### WORK INSTRUCTIONS
From the listing below, pick out each line with the word "this".
>> Start SUPPLIED MATERIAL
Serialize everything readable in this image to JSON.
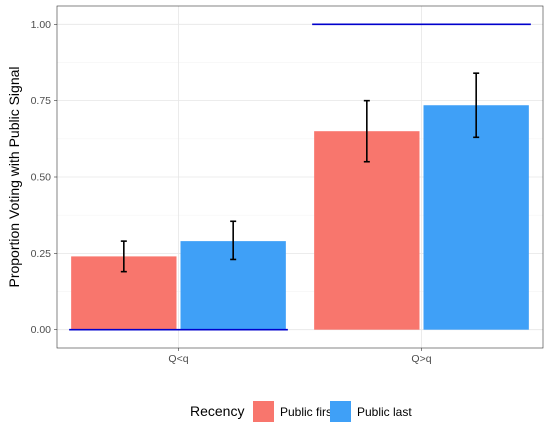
{
  "chart_data": {
    "type": "bar",
    "categories": [
      "Q<q",
      "Q>q"
    ],
    "series": [
      {
        "name": "Public first",
        "color": "#F8766D",
        "values": [
          0.24,
          0.65
        ],
        "err_low": [
          0.19,
          0.55
        ],
        "err_high": [
          0.29,
          0.75
        ]
      },
      {
        "name": "Public last",
        "color": "#3FA0F7",
        "values": [
          0.29,
          0.735
        ],
        "err_low": [
          0.23,
          0.63
        ],
        "err_high": [
          0.355,
          0.84
        ]
      }
    ],
    "reference_lines": [
      {
        "category": "Q<q",
        "value": 0.0,
        "color": "#0000CC"
      },
      {
        "category": "Q>q",
        "value": 1.0,
        "color": "#0000CC"
      }
    ],
    "ylabel": "Proportion Voting with Public Signal",
    "xlabel": "",
    "ylim": [
      -0.06,
      1.06
    ],
    "yticks": [
      "0.00",
      "0.25",
      "0.50",
      "0.75",
      "1.00"
    ],
    "ytick_values": [
      0,
      0.25,
      0.5,
      0.75,
      1.0
    ],
    "grid": true,
    "legend": {
      "title": "Recency",
      "position": "bottom"
    }
  }
}
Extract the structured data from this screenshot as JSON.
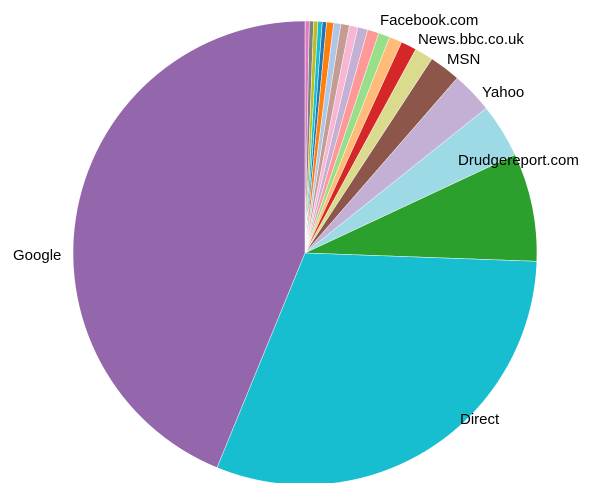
{
  "chart_data": {
    "type": "pie",
    "title": "",
    "start_angle_deg": 90,
    "direction": "clockwise",
    "slices": [
      {
        "label": "",
        "value": 0.3,
        "color": "#e377c2"
      },
      {
        "label": "",
        "value": 0.3,
        "color": "#7f7f7f"
      },
      {
        "label": "",
        "value": 0.3,
        "color": "#bcbd22"
      },
      {
        "label": "",
        "value": 0.3,
        "color": "#17becf"
      },
      {
        "label": "",
        "value": 0.3,
        "color": "#1f77b4"
      },
      {
        "label": "",
        "value": 0.5,
        "color": "#ff7f0e"
      },
      {
        "label": "",
        "value": 0.5,
        "color": "#aec7e8"
      },
      {
        "label": "",
        "value": 0.6,
        "color": "#c49c94"
      },
      {
        "label": "",
        "value": 0.6,
        "color": "#f7b6d2"
      },
      {
        "label": "",
        "value": 0.7,
        "color": "#c5b0d5"
      },
      {
        "label": "",
        "value": 0.8,
        "color": "#ff9896"
      },
      {
        "label": "",
        "value": 0.8,
        "color": "#98df8a"
      },
      {
        "label": "",
        "value": 0.9,
        "color": "#ffbb78"
      },
      {
        "label": "Facebook.com",
        "value": 1.1,
        "color": "#d62728"
      },
      {
        "label": "News.bbc.co.uk",
        "value": 1.3,
        "color": "#dbdb8d"
      },
      {
        "label": "",
        "value": 2.2,
        "color": "#8c564b"
      },
      {
        "label": "MSN",
        "value": 2.9,
        "color": "#c5b0d5"
      },
      {
        "label": "Yahoo",
        "value": 3.8,
        "color": "#9edae5"
      },
      {
        "label": "Drudgereport.com",
        "value": 7.6,
        "color": "#2ca02c"
      },
      {
        "label": "Direct",
        "value": 30.9,
        "color": "#17becf"
      },
      {
        "label": "Google",
        "value": 44.2,
        "color": "#9467ad"
      }
    ]
  }
}
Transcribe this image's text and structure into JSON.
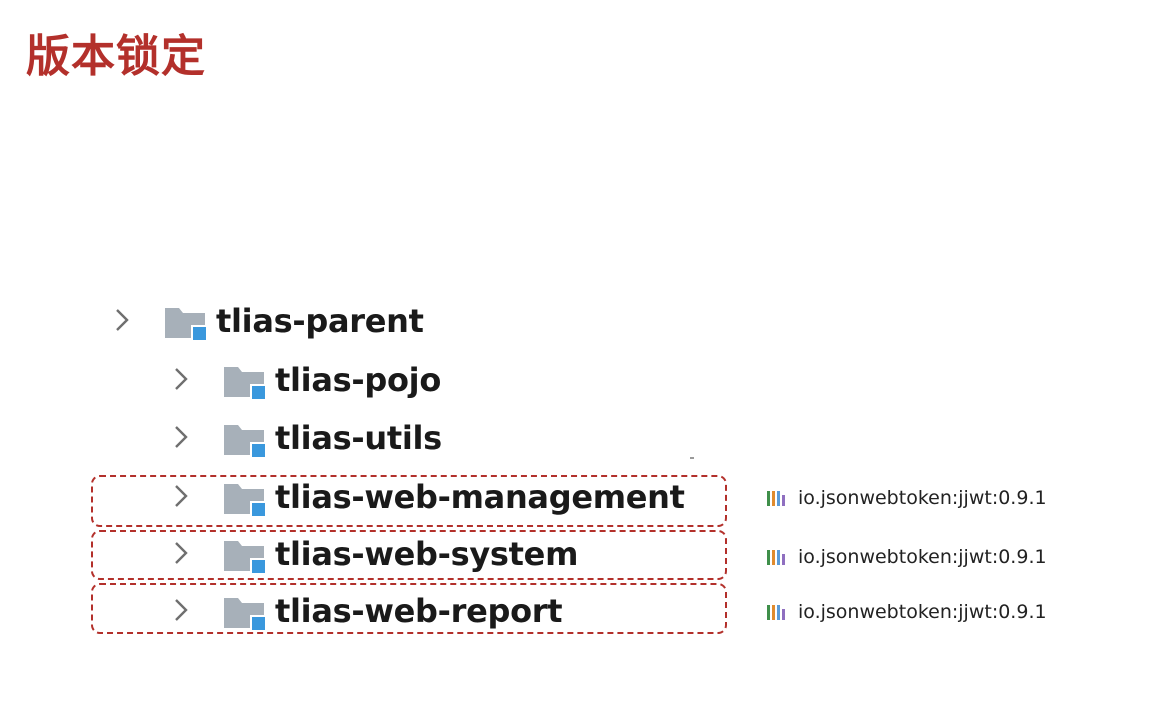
{
  "page": {
    "title": "版本锁定",
    "title_color": "#b3302b"
  },
  "tree": {
    "nodes": [
      {
        "label": "tlias-parent",
        "icon": "module-folder-icon",
        "expanded": false,
        "level": 0
      },
      {
        "label": "tlias-pojo",
        "icon": "module-folder-icon",
        "expanded": false,
        "level": 1
      },
      {
        "label": "tlias-utils",
        "icon": "module-folder-icon",
        "expanded": false,
        "level": 1
      },
      {
        "label": "tlias-web-management",
        "icon": "module-folder-icon",
        "expanded": false,
        "level": 1,
        "highlighted": true
      },
      {
        "label": "tlias-web-system",
        "icon": "module-folder-icon",
        "expanded": false,
        "level": 1,
        "highlighted": true
      },
      {
        "label": "tlias-web-report",
        "icon": "module-folder-icon",
        "expanded": false,
        "level": 1,
        "highlighted": true
      }
    ]
  },
  "dependencies": [
    {
      "label": "io.jsonwebtoken:jjwt:0.9.1",
      "icon": "library-icon"
    },
    {
      "label": "io.jsonwebtoken:jjwt:0.9.1",
      "icon": "library-icon"
    },
    {
      "label": "io.jsonwebtoken:jjwt:0.9.1",
      "icon": "library-icon"
    }
  ],
  "colors": {
    "highlight_border": "#b3302b",
    "folder_gray": "#a7b0b9",
    "module_badge": "#3a98dd",
    "chevron": "#6f6f6f",
    "library_bars": [
      "#3f8f4a",
      "#e08b2e",
      "#5a9bd8",
      "#8f6fc0"
    ]
  }
}
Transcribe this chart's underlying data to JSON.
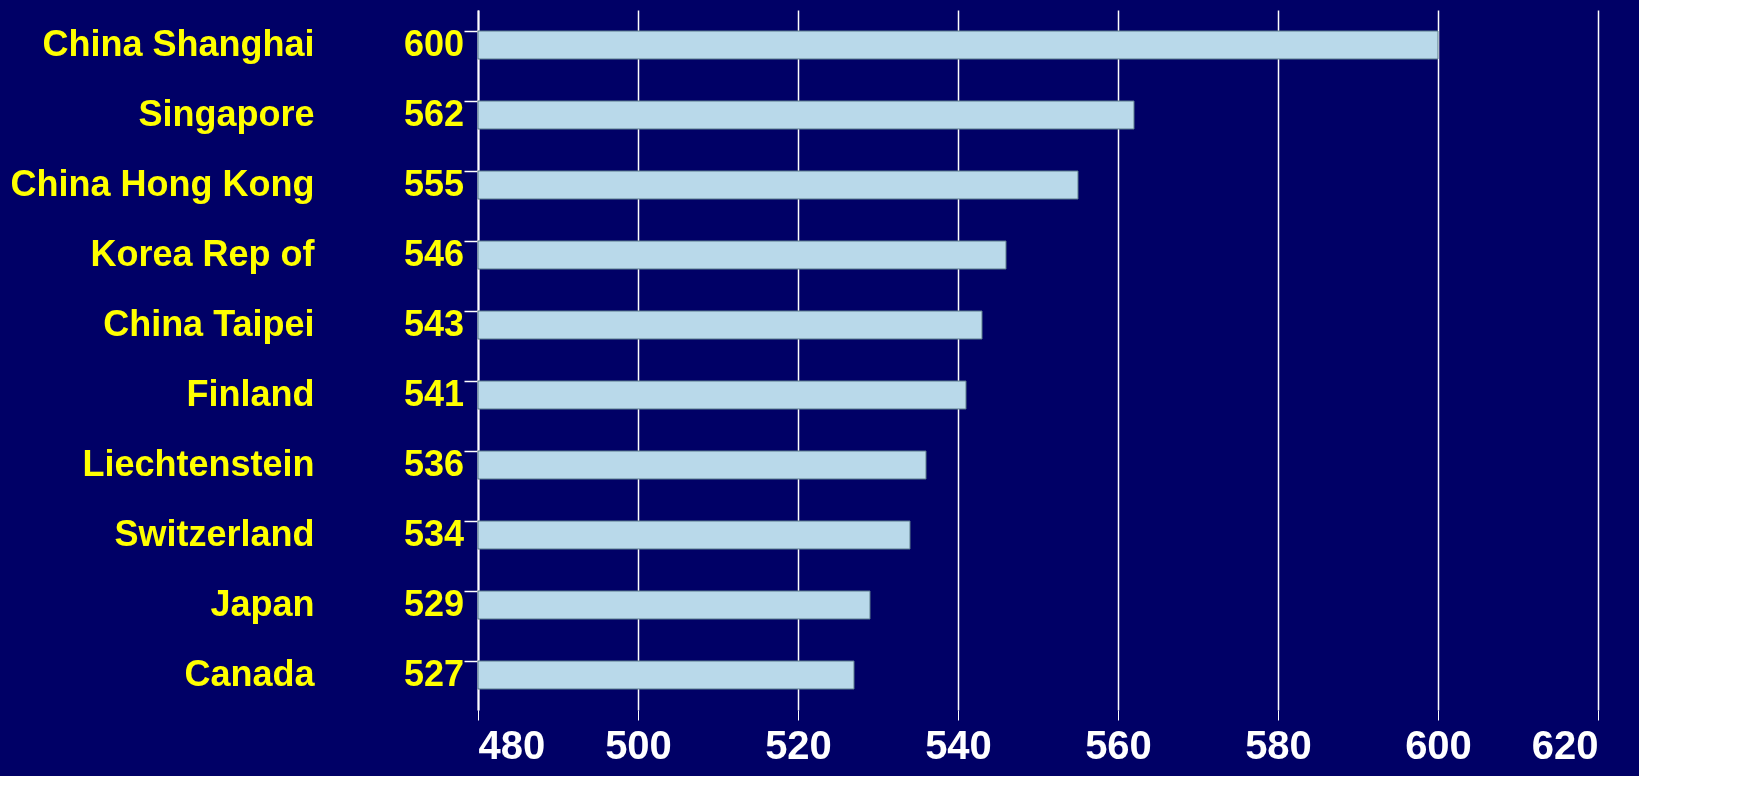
{
  "chart_data": {
    "type": "bar",
    "orientation": "horizontal",
    "categories": [
      "China Shanghai",
      "Singapore",
      "China Hong Kong",
      "Korea Rep of",
      "China Taipei",
      "Finland",
      "Liechtenstein",
      "Switzerland",
      "Japan",
      "Canada"
    ],
    "values": [
      600,
      562,
      555,
      546,
      543,
      541,
      536,
      534,
      529,
      527
    ],
    "color": "#b9d9ea",
    "xlim": [
      480,
      620
    ],
    "xticks": [
      480,
      500,
      520,
      540,
      560,
      580,
      600,
      620
    ],
    "grid": "x",
    "data_labels": true
  }
}
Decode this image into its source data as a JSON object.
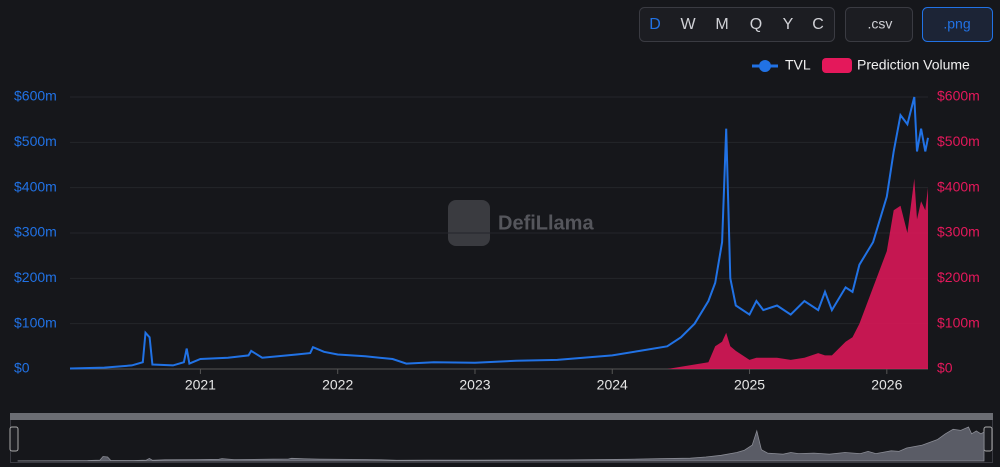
{
  "controls": {
    "intervals": [
      "D",
      "W",
      "M",
      "Q",
      "Y",
      "C"
    ],
    "downloads": [
      ".csv",
      ".png"
    ]
  },
  "watermark": "DefiLlama",
  "chart_data": {
    "type": "line",
    "x": [
      2020.05,
      2020.3,
      2020.5,
      2020.58,
      2020.6,
      2020.63,
      2020.65,
      2020.8,
      2020.88,
      2020.9,
      2020.92,
      2021.0,
      2021.2,
      2021.35,
      2021.37,
      2021.45,
      2021.7,
      2021.8,
      2021.82,
      2021.9,
      2022.0,
      2022.2,
      2022.4,
      2022.5,
      2022.7,
      2023.0,
      2023.3,
      2023.6,
      2024.0,
      2024.2,
      2024.4,
      2024.5,
      2024.6,
      2024.7,
      2024.75,
      2024.8,
      2024.83,
      2024.86,
      2024.9,
      2025.0,
      2025.05,
      2025.1,
      2025.2,
      2025.3,
      2025.4,
      2025.5,
      2025.55,
      2025.6,
      2025.7,
      2025.75,
      2025.8,
      2025.9,
      2026.0,
      2026.05,
      2026.1,
      2026.15,
      2026.2,
      2026.22,
      2026.25,
      2026.28,
      2026.3
    ],
    "series": [
      {
        "name": "TVL",
        "color": "#2172e5",
        "axis": "y",
        "values": [
          1,
          3,
          8,
          15,
          80,
          70,
          10,
          8,
          15,
          45,
          12,
          22,
          25,
          30,
          40,
          25,
          32,
          35,
          48,
          38,
          32,
          28,
          22,
          12,
          15,
          14,
          18,
          20,
          30,
          40,
          50,
          70,
          100,
          150,
          190,
          280,
          530,
          200,
          140,
          120,
          150,
          130,
          140,
          120,
          150,
          130,
          170,
          130,
          180,
          170,
          230,
          280,
          380,
          480,
          560,
          540,
          600,
          480,
          530,
          480,
          510
        ]
      },
      {
        "name": "Prediction Volume",
        "color": "#e4185b",
        "axis": "y2",
        "values": [
          0,
          0,
          0,
          0,
          0,
          0,
          0,
          0,
          0,
          0,
          0,
          0,
          0,
          0,
          0,
          0,
          0,
          0,
          0,
          0,
          0,
          0,
          0,
          0,
          0,
          0,
          0,
          0,
          0,
          0,
          0,
          5,
          10,
          15,
          50,
          60,
          80,
          50,
          40,
          20,
          25,
          25,
          25,
          20,
          25,
          35,
          30,
          30,
          60,
          70,
          100,
          180,
          260,
          350,
          360,
          300,
          420,
          330,
          370,
          350,
          400
        ]
      }
    ],
    "xlim": [
      2020.05,
      2026.3
    ],
    "xticks": [
      2021,
      2022,
      2023,
      2024,
      2025,
      2026
    ],
    "ylim": [
      0,
      600
    ],
    "yticks": [
      {
        "value": 0,
        "label": "$0"
      },
      {
        "value": 100,
        "label": "$100m"
      },
      {
        "value": 200,
        "label": "$200m"
      },
      {
        "value": 300,
        "label": "$300m"
      },
      {
        "value": 400,
        "label": "$400m"
      },
      {
        "value": 500,
        "label": "$500m"
      },
      {
        "value": 600,
        "label": "$600m"
      }
    ],
    "y2lim": [
      0,
      600
    ],
    "y2ticks": [
      {
        "value": 0,
        "label": "$0"
      },
      {
        "value": 100,
        "label": "$100m"
      },
      {
        "value": 200,
        "label": "$200m"
      },
      {
        "value": 300,
        "label": "$300m"
      },
      {
        "value": 400,
        "label": "$400m"
      },
      {
        "value": 500,
        "label": "$500m"
      },
      {
        "value": 600,
        "label": "$600m"
      }
    ],
    "grid": true
  }
}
>> End SUPPLIED MATERIAL
### RESPONSE TO THE EXERCISE
Serialize everything readable in this image to JSON.
Extract the structured data from this screenshot as JSON.
Transcribe this image's text and structure into JSON.
Transcribe this chart's underlying data to JSON.
Decode this image into its source data as a JSON object.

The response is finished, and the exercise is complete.